» EXERCISE TASK:
Repeat all of the data precisely.

» DATA FOR THIS EXERCISE:
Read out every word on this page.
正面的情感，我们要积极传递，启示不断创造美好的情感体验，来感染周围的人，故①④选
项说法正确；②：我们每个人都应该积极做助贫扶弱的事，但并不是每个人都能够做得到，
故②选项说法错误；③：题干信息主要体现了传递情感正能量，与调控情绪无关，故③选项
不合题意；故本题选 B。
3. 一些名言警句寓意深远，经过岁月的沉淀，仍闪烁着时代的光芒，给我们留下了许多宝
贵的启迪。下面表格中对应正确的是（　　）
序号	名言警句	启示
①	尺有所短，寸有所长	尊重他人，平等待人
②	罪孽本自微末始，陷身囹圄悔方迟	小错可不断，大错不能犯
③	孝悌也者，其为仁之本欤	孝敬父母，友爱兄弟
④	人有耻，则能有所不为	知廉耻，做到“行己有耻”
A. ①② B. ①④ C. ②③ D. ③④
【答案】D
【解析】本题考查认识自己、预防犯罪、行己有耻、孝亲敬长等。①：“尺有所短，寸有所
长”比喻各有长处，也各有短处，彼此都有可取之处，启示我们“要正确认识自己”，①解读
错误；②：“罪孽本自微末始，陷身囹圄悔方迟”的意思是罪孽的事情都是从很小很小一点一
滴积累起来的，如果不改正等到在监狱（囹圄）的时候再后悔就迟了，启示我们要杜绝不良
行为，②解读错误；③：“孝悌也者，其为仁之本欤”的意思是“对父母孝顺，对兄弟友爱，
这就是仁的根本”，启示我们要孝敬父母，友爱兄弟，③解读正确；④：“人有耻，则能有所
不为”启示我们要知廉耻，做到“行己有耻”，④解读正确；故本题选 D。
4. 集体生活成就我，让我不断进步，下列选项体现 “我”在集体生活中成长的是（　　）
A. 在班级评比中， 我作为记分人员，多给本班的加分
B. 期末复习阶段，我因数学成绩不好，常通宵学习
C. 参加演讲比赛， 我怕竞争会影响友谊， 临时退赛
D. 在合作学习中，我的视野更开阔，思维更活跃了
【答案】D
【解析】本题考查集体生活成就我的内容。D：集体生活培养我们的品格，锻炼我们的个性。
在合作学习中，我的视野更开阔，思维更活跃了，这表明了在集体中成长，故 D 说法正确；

» RESULT OF THE TASK:
Read out every word on this page.
正面的情感，我们要积极传递，启示不断创造美好的情感体验，来感染周围的人，故①④选
项说法正确；②：我们每个人都应该积极做助贫扶弱的事，但并不是每个人都能够做得到，
故②选项说法错误；③：题干信息主要体现了传递情感正能量，与调控情绪无关，故③选项
不合题意；故本题选 B。
3. 一些名言警句寓意深远，经过岁月的沉淀，仍闪烁着时代的光芒，给我们留下了许多宝
贵的启迪。下面表格中对应正确的是（　　）
序号	名言警句	启示
①	尺有所短，寸有所长	尊重他人，平等待人
②	罪孽本自微末始，陷身囹圄悔方迟	小错可不断，大错不能犯
③	孝悌也者，其为仁之本欤	孝敬父母，友爱兄弟
④	人有耻，则能有所不为	知廉耻，做到“行己有耻”
A. ①② B. ①④ C. ②③ D. ③④
【答案】D
【解析】本题考查认识自己、预防犯罪、行己有耻、孝亲敬长等。①：“尺有所短，寸有所
长”比喻各有长处，也各有短处，彼此都有可取之处，启示我们“要正确认识自己”，①解读
错误；②：“罪孽本自微末始，陷身囹圄悔方迟”的意思是罪孽的事情都是从很小很小一点一
滴积累起来的，如果不改正等到在监狱（囹圄）的时候再后悔就迟了，启示我们要杜绝不良
行为，②解读错误；③：“孝悌也者，其为仁之本欤”的意思是“对父母孝顺，对兄弟友爱，
这就是仁的根本”，启示我们要孝敬父母，友爱兄弟，③解读正确；④：“人有耻，则能有所
不为”启示我们要知廉耻，做到“行己有耻”，④解读正确；故本题选 D。
4. 集体生活成就我，让我不断进步，下列选项体现 “我”在集体生活中成长的是（　　）
A. 在班级评比中， 我作为记分人员，多给本班的加分
B. 期末复习阶段，我因数学成绩不好，常通宵学习
C. 参加演讲比赛， 我怕竞争会影响友谊， 临时退赛
D. 在合作学习中，我的视野更开阔，思维更活跃了
【答案】D
【解析】本题考查集体生活成就我的内容。D：集体生活培养我们的品格，锻炼我们的个性。
在合作学习中，我的视野更开阔，思维更活跃了，这表明了在集体中成长，故 D 说法正确；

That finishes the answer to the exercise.